_GOAL_
Gather each line in the entries that includes the string "TradingView".

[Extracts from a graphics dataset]
********************

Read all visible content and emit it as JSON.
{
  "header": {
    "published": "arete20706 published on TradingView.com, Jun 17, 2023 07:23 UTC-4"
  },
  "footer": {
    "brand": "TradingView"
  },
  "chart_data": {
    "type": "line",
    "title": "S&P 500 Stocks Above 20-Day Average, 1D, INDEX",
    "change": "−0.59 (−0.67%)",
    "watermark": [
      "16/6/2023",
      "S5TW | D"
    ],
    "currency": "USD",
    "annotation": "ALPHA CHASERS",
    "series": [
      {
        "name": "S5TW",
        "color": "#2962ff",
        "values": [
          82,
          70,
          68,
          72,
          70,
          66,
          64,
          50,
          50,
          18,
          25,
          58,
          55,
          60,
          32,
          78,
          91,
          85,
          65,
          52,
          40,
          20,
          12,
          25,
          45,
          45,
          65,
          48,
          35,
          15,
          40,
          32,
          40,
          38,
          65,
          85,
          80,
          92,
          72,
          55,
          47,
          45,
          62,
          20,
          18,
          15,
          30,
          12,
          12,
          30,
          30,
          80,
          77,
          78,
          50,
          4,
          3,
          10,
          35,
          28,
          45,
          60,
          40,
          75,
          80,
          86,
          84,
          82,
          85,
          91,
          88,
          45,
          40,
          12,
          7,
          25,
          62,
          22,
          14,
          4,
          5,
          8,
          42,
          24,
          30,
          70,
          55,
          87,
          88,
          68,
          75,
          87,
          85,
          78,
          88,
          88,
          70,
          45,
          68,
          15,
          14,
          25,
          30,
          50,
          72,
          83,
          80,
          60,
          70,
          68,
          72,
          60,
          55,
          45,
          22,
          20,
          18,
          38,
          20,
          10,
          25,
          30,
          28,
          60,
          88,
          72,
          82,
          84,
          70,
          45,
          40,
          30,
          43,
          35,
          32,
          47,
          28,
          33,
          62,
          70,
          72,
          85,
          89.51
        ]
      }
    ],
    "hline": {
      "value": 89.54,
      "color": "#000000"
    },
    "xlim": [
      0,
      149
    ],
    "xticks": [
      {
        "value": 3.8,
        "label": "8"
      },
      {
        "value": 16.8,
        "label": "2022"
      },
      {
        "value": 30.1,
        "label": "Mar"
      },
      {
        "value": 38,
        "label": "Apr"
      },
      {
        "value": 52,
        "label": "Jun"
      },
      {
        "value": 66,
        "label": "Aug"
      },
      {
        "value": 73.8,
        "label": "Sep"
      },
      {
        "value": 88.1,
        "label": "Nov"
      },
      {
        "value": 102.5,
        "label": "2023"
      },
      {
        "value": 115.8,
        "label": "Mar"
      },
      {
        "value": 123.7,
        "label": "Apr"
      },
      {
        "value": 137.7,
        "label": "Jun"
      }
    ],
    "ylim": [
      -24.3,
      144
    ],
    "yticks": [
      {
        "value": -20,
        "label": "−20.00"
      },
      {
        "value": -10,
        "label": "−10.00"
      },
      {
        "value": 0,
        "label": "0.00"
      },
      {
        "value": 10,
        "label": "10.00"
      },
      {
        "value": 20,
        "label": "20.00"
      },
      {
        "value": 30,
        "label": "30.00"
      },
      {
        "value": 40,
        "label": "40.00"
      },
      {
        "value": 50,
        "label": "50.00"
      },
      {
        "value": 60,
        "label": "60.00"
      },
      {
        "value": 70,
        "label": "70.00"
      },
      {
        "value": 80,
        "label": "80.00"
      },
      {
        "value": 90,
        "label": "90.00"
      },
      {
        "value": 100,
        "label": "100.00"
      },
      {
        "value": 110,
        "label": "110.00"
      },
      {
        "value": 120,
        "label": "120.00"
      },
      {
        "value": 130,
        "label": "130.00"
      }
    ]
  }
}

********************

_ANSWER TO THIS TASK_
    "published": "arete20706 published on TradingView.com, Jun 17, 2023 07:23 UTC-4"
    "brand": "TradingView"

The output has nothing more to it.